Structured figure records
--------------------------------
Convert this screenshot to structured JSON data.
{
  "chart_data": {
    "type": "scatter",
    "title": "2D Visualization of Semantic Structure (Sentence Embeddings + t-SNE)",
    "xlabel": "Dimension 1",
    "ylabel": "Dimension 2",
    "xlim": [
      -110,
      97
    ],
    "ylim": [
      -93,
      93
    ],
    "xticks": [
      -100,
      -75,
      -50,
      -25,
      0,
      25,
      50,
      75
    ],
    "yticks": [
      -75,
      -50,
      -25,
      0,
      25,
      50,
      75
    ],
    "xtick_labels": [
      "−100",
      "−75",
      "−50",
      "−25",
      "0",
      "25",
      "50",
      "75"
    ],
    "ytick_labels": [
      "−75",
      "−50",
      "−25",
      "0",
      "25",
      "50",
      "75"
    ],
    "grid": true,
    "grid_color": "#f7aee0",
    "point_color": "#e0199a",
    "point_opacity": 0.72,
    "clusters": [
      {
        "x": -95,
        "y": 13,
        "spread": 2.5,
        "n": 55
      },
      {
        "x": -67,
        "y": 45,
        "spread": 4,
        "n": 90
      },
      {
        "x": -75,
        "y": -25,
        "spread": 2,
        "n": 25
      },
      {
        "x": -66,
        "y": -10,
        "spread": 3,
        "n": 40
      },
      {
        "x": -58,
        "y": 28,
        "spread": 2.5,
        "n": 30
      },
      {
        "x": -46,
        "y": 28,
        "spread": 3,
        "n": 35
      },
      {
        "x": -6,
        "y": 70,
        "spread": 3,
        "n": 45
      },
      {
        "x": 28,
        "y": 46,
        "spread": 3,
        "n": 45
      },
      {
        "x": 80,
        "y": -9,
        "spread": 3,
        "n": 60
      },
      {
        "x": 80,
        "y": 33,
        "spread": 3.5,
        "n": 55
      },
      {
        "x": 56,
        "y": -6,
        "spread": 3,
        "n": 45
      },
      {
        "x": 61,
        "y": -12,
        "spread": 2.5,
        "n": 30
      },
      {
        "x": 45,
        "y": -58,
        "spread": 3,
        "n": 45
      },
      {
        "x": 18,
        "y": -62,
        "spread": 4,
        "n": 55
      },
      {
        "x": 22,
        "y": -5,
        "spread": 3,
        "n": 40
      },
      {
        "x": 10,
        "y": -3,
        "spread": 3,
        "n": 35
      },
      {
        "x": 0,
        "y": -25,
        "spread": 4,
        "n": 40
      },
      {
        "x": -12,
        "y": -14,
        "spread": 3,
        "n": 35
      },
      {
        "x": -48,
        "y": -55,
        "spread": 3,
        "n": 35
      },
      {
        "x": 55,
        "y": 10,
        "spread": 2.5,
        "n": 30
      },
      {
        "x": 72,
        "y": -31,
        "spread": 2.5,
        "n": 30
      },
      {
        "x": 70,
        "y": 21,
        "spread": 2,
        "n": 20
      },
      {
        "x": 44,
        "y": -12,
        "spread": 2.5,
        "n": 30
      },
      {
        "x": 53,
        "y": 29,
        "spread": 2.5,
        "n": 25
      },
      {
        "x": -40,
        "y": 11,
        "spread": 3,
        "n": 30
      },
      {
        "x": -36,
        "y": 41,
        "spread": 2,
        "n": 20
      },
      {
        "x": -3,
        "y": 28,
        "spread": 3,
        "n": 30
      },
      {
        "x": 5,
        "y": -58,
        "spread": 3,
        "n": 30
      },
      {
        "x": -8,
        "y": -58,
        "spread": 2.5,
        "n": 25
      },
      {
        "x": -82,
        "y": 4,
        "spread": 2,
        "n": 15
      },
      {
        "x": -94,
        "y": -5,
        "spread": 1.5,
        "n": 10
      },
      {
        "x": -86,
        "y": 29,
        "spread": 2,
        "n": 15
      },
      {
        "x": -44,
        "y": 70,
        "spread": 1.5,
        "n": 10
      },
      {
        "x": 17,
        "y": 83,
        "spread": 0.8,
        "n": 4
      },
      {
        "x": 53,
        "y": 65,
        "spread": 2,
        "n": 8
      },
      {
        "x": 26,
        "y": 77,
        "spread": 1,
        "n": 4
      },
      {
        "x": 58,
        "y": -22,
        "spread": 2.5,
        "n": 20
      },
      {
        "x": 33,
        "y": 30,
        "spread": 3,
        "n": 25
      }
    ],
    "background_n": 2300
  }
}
--------------------------------
**Request**. Only the number is wanted: count the lines of the records that hold the word "Dimension".

**Reply**. 2